◆ **Challenge**
Pick out every line in the data below that holds "Elements".

[Source records]
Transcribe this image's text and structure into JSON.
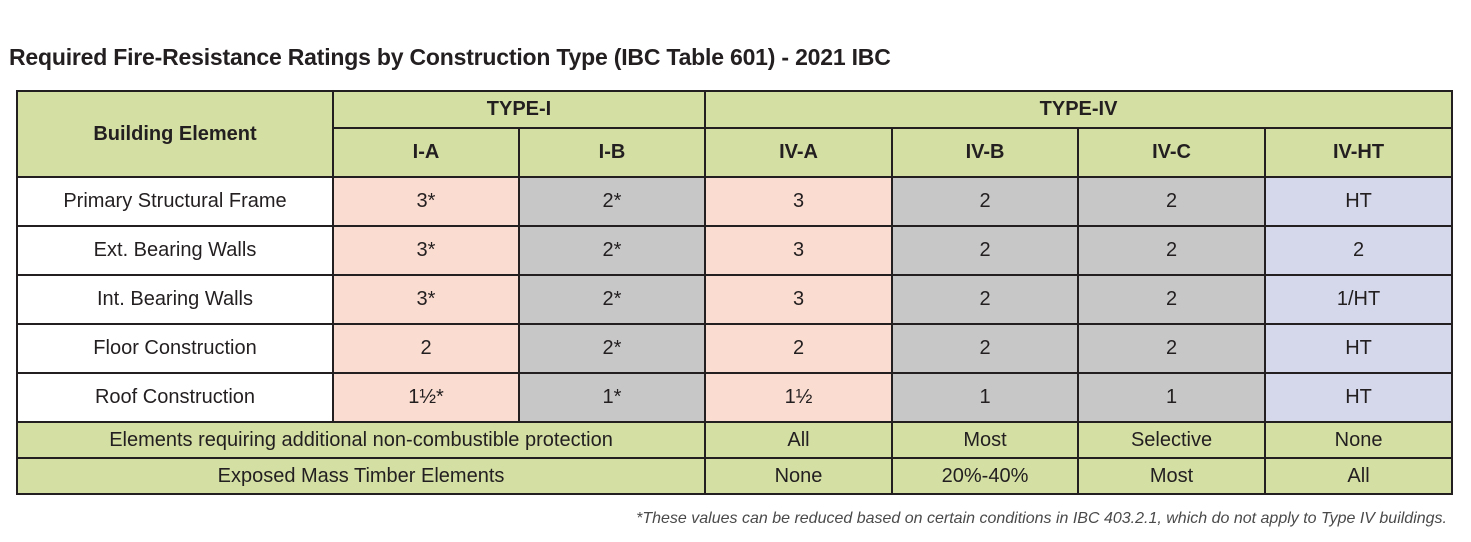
{
  "title": "Required Fire-Resistance Ratings by Construction Type (IBC Table 601) - 2021 IBC",
  "table": {
    "element_header": "Building Element",
    "groups": [
      "TYPE-I",
      "TYPE-IV"
    ],
    "subtypes": [
      "I-A",
      "I-B",
      "IV-A",
      "IV-B",
      "IV-C",
      "IV-HT"
    ],
    "rows": [
      {
        "label": "Primary Structural Frame",
        "values": [
          "3*",
          "2*",
          "3",
          "2",
          "2",
          "HT"
        ]
      },
      {
        "label": "Ext. Bearing Walls",
        "values": [
          "3*",
          "2*",
          "3",
          "2",
          "2",
          "2"
        ]
      },
      {
        "label": "Int. Bearing Walls",
        "values": [
          "3*",
          "2*",
          "3",
          "2",
          "2",
          "1/HT"
        ]
      },
      {
        "label": "Floor Construction",
        "values": [
          "2",
          "2*",
          "2",
          "2",
          "2",
          "HT"
        ]
      },
      {
        "label": "Roof Construction",
        "values": [
          "1½*",
          "1*",
          "1½",
          "1",
          "1",
          "HT"
        ]
      }
    ],
    "footer_rows": [
      {
        "label": "Elements requiring additional non-combustible protection",
        "values": [
          "All",
          "Most",
          "Selective",
          "None"
        ]
      },
      {
        "label": "Exposed Mass Timber Elements",
        "values": [
          "None",
          "20%-40%",
          "Most",
          "All"
        ]
      }
    ],
    "colors": {
      "header": "#d3dfa3",
      "type_i_a": "#fadcd0",
      "gray": "#c7c7c7",
      "iv_ht": "#d4d8ea"
    }
  },
  "footnote": "*These values can be reduced based on certain conditions in IBC 403.2.1, which do not apply to Type IV buildings."
}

◆ **Exercise solution**
        "label": "Elements requiring additional non-combustible protection",
        "label": "Exposed Mass Timber Elements",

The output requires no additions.